-------- Data rows
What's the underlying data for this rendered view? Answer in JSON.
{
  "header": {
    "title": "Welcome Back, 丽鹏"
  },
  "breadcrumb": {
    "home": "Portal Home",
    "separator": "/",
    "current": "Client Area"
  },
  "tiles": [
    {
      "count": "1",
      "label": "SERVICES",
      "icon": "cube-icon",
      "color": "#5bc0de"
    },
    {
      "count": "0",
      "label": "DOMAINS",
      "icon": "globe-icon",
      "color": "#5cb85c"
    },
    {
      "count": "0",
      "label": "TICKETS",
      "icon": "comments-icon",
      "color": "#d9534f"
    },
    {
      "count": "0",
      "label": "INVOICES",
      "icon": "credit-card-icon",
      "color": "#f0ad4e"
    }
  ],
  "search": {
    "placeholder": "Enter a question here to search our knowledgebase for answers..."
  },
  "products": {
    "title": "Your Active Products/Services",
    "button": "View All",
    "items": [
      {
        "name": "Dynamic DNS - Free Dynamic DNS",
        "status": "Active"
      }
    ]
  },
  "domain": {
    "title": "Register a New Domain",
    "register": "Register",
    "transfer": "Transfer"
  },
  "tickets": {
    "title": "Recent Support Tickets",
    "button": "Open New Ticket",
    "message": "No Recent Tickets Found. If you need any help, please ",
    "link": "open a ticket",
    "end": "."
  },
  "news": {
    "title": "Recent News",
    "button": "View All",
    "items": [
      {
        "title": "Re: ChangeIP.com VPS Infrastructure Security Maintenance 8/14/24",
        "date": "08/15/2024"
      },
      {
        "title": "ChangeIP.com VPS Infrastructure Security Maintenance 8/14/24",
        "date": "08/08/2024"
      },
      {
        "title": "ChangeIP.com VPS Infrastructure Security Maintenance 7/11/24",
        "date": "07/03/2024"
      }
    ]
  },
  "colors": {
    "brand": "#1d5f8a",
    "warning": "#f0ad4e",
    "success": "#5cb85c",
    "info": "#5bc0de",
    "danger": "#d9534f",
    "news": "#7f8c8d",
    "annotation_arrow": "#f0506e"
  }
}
----------------
-------- Data rows
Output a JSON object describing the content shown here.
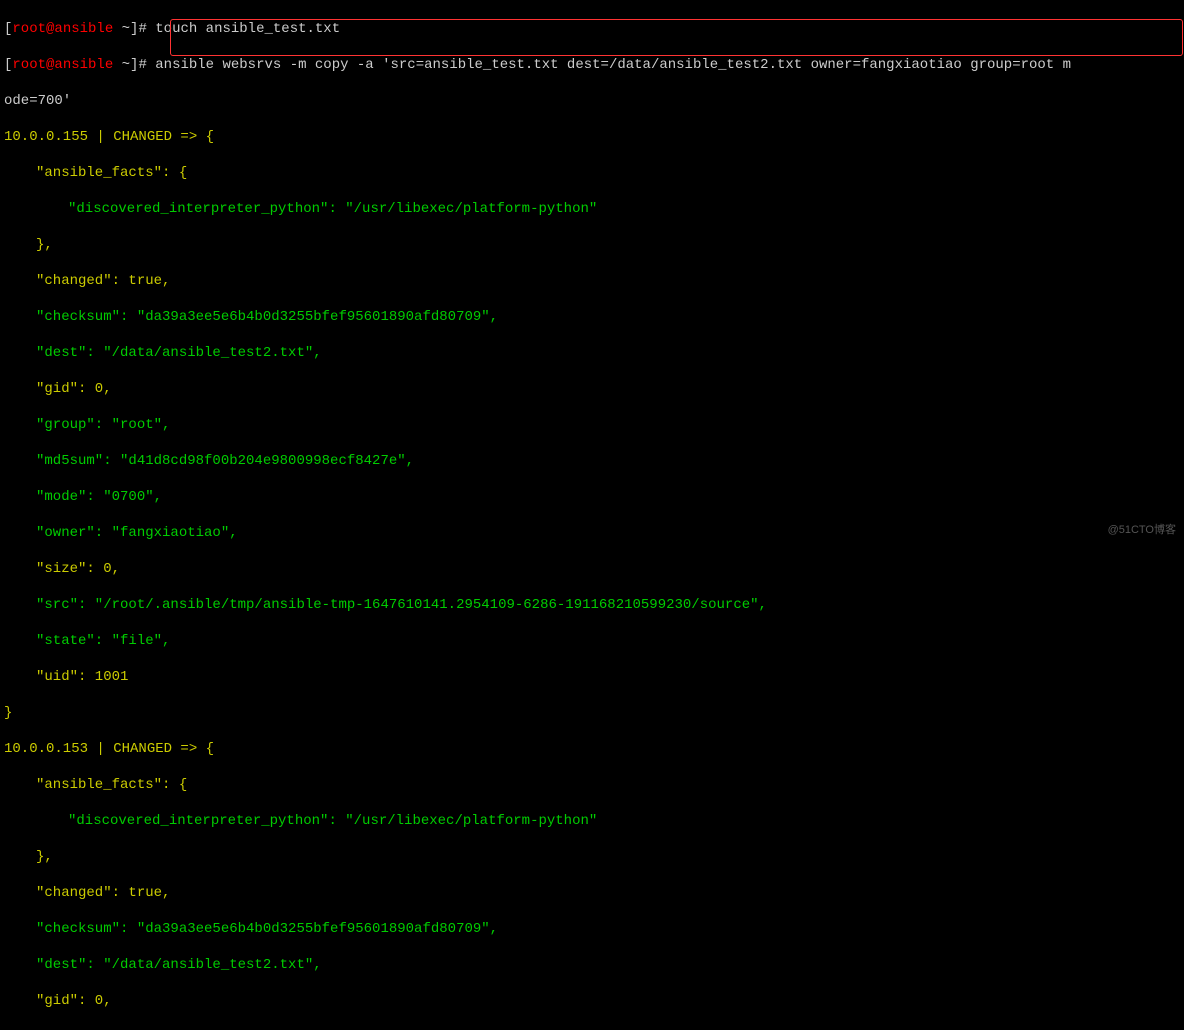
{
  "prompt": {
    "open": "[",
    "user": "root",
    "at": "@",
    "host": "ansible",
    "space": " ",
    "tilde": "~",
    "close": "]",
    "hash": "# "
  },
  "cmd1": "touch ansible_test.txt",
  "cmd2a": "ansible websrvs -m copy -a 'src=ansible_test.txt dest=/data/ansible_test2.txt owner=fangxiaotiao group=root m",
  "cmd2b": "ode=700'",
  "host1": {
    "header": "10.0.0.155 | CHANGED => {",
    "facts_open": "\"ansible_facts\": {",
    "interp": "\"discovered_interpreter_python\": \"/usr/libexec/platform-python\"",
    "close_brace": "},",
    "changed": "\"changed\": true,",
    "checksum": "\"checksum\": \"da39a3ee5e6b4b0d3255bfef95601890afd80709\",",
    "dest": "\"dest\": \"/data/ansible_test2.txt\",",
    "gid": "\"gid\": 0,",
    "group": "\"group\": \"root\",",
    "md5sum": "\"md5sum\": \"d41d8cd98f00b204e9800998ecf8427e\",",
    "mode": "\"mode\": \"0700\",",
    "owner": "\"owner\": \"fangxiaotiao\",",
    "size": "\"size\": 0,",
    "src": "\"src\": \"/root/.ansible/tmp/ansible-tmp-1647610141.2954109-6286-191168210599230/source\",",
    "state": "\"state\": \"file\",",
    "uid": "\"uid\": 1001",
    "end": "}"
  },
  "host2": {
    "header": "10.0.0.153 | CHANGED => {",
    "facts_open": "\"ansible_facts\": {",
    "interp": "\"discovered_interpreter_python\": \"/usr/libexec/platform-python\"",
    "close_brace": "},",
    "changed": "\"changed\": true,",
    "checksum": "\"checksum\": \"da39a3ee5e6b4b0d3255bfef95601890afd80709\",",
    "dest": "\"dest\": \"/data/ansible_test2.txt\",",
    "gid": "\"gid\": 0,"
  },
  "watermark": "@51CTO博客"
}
----------------
Going through the lines above one by one, tally those with the word "group" and give only the total.

2